Records contained in a dataset
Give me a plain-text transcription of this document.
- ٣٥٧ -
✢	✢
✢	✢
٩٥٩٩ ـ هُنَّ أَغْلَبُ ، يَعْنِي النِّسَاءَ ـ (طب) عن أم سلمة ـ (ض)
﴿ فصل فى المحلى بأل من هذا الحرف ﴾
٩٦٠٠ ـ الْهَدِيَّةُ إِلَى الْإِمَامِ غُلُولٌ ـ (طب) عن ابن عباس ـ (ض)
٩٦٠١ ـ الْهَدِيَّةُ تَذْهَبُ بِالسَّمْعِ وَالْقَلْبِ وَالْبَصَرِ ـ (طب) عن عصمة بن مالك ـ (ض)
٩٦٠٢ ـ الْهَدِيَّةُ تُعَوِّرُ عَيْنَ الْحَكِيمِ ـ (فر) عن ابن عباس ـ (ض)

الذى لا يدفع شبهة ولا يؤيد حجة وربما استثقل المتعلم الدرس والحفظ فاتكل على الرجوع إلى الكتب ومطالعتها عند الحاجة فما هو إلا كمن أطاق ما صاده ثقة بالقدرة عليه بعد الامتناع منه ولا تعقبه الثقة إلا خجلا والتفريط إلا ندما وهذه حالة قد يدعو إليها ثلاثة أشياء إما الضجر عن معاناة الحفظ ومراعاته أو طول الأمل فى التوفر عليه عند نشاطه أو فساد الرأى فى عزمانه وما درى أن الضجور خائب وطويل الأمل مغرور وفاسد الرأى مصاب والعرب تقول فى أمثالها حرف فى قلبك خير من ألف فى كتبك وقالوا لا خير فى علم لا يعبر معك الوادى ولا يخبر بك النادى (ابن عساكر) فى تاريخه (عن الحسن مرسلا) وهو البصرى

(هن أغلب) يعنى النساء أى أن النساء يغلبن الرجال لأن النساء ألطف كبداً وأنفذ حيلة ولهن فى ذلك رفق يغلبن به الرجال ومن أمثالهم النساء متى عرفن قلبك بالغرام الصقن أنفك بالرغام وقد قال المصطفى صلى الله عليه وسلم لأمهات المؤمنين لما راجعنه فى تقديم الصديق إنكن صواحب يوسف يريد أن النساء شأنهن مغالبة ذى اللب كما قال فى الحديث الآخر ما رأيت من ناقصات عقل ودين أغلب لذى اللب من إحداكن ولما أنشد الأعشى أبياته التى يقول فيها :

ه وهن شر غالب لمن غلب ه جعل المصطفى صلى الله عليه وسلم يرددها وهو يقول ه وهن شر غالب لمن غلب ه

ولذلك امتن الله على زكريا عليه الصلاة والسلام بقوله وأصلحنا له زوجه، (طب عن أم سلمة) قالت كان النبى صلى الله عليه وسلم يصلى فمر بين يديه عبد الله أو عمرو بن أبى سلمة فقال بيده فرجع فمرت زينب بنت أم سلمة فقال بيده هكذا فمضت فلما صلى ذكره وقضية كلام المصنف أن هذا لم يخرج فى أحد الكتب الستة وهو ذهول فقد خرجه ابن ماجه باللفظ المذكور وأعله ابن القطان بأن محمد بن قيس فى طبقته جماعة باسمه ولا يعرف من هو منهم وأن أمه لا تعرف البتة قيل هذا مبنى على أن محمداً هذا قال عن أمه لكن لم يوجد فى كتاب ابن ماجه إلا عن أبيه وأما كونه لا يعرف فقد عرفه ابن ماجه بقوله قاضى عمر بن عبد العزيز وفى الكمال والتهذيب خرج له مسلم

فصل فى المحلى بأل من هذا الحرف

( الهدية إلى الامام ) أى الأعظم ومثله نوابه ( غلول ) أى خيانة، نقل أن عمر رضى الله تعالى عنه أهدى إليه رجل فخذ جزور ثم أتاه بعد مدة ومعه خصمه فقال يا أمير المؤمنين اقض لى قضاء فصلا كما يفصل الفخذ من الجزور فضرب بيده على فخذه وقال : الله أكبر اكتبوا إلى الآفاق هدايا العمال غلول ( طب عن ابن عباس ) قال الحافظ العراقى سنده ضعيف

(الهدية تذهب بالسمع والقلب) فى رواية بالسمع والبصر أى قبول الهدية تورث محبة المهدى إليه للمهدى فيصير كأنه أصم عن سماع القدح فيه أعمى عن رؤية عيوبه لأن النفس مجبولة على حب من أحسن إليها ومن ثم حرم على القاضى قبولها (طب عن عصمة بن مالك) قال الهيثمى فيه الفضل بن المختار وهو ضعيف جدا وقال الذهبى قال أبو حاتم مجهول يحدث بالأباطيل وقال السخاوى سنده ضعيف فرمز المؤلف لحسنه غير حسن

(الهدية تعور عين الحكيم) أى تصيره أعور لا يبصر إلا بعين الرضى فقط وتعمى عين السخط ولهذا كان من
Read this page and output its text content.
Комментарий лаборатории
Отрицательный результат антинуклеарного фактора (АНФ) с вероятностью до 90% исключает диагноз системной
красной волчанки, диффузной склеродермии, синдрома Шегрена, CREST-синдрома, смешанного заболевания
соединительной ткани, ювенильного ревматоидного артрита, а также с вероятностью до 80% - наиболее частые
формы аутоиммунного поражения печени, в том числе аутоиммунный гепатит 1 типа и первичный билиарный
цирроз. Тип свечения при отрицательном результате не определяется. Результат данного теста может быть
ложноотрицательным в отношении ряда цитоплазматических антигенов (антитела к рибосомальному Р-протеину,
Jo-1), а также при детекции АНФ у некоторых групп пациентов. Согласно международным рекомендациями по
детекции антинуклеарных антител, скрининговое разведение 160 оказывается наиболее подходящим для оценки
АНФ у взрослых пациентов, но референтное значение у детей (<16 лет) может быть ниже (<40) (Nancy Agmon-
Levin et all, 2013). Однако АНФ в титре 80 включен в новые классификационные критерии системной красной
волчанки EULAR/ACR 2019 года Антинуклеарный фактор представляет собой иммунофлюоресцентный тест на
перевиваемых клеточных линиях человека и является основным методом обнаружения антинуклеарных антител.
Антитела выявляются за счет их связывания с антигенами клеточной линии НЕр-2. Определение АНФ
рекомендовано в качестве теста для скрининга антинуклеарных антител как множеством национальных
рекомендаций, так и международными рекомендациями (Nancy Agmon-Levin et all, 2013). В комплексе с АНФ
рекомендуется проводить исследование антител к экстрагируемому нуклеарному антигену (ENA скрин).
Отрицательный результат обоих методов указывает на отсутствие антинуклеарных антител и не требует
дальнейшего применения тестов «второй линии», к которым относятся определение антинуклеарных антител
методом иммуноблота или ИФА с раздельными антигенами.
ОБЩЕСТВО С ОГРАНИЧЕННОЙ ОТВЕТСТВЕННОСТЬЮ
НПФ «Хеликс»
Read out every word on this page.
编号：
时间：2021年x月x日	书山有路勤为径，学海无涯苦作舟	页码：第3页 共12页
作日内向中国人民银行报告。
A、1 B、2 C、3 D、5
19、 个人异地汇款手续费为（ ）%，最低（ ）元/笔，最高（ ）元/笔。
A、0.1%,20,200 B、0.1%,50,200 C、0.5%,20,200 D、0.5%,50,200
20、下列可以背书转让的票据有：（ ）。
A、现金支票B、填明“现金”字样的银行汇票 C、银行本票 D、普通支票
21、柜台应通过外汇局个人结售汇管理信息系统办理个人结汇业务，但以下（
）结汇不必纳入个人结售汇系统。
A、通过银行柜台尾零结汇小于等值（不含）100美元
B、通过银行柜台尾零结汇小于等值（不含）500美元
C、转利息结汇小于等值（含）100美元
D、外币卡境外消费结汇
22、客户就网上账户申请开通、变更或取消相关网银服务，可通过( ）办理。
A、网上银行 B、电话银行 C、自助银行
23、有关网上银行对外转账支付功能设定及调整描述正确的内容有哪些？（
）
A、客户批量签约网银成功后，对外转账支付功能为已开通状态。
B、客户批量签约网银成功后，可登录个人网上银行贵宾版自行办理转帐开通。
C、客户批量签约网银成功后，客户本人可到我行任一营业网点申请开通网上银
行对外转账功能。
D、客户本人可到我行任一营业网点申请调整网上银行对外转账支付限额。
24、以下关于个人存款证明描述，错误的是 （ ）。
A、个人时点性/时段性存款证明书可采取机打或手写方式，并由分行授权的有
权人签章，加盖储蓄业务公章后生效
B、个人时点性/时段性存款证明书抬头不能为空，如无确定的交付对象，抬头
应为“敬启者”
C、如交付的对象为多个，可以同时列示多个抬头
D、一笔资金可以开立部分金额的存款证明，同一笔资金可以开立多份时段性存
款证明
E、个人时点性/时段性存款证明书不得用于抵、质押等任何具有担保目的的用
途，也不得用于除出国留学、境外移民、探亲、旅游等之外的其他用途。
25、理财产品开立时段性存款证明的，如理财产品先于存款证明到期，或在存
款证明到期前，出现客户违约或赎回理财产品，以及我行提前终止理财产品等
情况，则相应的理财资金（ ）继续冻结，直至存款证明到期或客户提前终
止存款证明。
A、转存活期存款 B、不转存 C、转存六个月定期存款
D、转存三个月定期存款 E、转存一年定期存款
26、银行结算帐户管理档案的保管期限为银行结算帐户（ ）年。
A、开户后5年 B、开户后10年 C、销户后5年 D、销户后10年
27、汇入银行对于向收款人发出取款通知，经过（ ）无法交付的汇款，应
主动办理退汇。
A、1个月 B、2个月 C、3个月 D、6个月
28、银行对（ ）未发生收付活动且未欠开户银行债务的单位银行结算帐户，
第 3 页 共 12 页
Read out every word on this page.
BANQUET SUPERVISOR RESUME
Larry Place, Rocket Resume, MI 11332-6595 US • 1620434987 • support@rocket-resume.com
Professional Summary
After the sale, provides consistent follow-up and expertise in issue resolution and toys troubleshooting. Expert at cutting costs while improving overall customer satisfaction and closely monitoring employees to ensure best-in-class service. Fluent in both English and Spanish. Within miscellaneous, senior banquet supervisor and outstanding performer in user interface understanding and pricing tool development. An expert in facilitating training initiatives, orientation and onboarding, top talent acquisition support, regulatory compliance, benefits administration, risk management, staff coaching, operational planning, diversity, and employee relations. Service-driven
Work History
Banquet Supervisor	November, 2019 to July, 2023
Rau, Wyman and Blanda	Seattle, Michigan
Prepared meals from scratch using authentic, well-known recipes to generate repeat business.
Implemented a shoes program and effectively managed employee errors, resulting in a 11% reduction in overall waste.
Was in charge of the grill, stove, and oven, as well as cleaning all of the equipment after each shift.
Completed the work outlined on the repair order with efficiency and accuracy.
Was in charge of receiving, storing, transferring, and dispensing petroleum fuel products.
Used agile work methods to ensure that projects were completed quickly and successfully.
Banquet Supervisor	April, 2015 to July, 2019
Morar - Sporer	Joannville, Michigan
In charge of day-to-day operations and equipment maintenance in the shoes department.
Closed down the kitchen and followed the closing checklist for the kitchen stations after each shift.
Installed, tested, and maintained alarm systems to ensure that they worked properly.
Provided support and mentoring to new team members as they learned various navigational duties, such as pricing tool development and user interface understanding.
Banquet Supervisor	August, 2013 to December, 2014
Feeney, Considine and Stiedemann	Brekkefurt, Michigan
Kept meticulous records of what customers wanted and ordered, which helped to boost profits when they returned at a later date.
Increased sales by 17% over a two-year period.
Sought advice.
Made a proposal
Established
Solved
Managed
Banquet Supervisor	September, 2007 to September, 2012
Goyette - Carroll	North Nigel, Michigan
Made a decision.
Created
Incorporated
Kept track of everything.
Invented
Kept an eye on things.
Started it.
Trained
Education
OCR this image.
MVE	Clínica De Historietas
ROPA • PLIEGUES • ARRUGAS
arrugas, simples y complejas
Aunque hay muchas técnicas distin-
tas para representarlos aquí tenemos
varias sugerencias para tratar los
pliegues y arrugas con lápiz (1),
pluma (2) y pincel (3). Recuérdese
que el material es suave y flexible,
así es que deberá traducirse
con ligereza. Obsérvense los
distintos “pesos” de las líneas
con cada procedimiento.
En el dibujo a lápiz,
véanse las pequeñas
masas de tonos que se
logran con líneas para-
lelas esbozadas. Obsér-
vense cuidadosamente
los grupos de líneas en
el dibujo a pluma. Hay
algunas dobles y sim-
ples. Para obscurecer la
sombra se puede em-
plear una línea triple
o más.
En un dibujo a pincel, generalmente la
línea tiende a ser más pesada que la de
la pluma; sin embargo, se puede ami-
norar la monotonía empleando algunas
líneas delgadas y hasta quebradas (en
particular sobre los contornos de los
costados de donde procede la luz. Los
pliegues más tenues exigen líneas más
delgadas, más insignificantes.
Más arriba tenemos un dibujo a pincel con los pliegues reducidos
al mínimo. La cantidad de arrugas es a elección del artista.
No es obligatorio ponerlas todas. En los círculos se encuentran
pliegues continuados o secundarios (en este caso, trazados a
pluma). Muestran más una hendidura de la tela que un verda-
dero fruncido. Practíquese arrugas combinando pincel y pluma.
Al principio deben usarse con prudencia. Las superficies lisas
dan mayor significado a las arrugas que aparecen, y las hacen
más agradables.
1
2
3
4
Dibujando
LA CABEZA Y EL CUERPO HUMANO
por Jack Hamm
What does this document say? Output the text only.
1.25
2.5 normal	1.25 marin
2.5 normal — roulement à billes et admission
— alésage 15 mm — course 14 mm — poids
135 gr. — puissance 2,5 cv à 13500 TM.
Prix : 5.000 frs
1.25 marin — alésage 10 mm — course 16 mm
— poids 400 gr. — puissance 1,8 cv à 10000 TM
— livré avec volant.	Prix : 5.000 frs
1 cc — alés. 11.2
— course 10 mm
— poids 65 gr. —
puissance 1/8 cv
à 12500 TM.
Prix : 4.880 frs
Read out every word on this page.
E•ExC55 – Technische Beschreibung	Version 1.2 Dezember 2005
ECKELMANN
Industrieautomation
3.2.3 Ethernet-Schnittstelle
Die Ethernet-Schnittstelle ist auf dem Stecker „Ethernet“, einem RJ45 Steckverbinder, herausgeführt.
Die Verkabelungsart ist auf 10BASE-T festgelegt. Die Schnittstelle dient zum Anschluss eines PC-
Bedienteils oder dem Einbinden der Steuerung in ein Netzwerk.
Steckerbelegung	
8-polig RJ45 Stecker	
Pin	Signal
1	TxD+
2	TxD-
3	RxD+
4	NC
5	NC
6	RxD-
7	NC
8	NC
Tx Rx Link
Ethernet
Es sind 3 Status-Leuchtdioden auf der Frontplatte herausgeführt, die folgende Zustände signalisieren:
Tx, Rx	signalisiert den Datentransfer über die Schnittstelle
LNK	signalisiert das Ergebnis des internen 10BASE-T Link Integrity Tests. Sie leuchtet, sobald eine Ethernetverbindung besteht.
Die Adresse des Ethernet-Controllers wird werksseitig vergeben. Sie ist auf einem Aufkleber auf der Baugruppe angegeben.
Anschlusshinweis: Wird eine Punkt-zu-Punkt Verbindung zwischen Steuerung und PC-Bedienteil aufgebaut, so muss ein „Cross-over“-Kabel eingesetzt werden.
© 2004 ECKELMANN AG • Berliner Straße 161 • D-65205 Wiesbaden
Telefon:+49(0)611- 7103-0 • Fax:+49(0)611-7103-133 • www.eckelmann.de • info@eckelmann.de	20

EXERCISE BRIEF:
Look over the listing. Pull out every line with the string "líneas" in it.

TASK SOLUTION:
distintos “pesos” de las líneas
logran con líneas para-
los grupos de líneas en
líneas delgadas y hasta quebradas (en
pliegues más tenues exigen líneas más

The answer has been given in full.